[start Provided material]

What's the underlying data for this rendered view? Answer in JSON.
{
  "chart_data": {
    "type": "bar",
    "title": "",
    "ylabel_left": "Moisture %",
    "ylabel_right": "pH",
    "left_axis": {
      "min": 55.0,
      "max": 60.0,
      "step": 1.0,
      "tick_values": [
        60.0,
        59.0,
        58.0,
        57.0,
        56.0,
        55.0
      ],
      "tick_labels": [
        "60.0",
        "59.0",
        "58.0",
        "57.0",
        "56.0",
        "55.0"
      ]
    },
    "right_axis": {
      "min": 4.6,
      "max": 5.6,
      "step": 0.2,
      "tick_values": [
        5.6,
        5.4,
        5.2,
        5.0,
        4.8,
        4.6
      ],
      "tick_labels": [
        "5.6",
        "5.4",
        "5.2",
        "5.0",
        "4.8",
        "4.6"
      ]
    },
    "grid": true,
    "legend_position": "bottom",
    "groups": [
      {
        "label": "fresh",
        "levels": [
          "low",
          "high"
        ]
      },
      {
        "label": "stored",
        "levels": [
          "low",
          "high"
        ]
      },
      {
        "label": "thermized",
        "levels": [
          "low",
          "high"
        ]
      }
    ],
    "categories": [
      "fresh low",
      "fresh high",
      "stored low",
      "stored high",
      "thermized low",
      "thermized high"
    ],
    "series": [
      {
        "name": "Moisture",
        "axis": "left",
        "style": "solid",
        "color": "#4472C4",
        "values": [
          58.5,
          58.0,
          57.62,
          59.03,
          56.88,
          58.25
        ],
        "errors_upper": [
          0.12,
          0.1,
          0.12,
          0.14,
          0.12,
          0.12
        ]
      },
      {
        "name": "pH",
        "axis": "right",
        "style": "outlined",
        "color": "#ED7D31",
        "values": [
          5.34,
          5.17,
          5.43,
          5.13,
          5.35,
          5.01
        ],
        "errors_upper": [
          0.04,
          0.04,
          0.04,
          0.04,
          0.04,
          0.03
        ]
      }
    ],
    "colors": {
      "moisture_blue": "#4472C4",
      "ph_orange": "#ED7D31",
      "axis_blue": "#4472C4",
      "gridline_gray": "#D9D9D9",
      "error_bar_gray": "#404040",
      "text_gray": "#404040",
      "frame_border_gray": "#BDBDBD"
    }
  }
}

[end Provided material]

§ **Given instruction**
Exactly as shown, repeat every record.

§ **Reply**
What's the underlying data for this rendered view? Answer in JSON.
{
  "chart_data": {
    "type": "bar",
    "title": "",
    "ylabel_left": "Moisture %",
    "ylabel_right": "pH",
    "left_axis": {
      "min": 55.0,
      "max": 60.0,
      "step": 1.0,
      "tick_values": [
        60.0,
        59.0,
        58.0,
        57.0,
        56.0,
        55.0
      ],
      "tick_labels": [
        "60.0",
        "59.0",
        "58.0",
        "57.0",
        "56.0",
        "55.0"
      ]
    },
    "right_axis": {
      "min": 4.6,
      "max": 5.6,
      "step": 0.2,
      "tick_values": [
        5.6,
        5.4,
        5.2,
        5.0,
        4.8,
        4.6
      ],
      "tick_labels": [
        "5.6",
        "5.4",
        "5.2",
        "5.0",
        "4.8",
        "4.6"
      ]
    },
    "grid": true,
    "legend_position": "bottom",
    "groups": [
      {
        "label": "fresh",
        "levels": [
          "low",
          "high"
        ]
      },
      {
        "label": "stored",
        "levels": [
          "low",
          "high"
        ]
      },
      {
        "label": "thermized",
        "levels": [
          "low",
          "high"
        ]
      }
    ],
    "categories": [
      "fresh low",
      "fresh high",
      "stored low",
      "stored high",
      "thermized low",
      "thermized high"
    ],
    "series": [
      {
        "name": "Moisture",
        "axis": "left",
        "style": "solid",
        "color": "#4472C4",
        "values": [
          58.5,
          58.0,
          57.62,
          59.03,
          56.88,
          58.25
        ],
        "errors_upper": [
          0.12,
          0.1,
          0.12,
          0.14,
          0.12,
          0.12
        ]
      },
      {
        "name": "pH",
        "axis": "right",
        "style": "outlined",
        "color": "#ED7D31",
        "values": [
          5.34,
          5.17,
          5.43,
          5.13,
          5.35,
          5.01
        ],
        "errors_upper": [
          0.04,
          0.04,
          0.04,
          0.04,
          0.04,
          0.03
        ]
      }
    ],
    "colors": {
      "moisture_blue": "#4472C4",
      "ph_orange": "#ED7D31",
      "axis_blue": "#4472C4",
      "gridline_gray": "#D9D9D9",
      "error_bar_gray": "#404040",
      "text_gray": "#404040",
      "frame_border_gray": "#BDBDBD"
    }
  }
}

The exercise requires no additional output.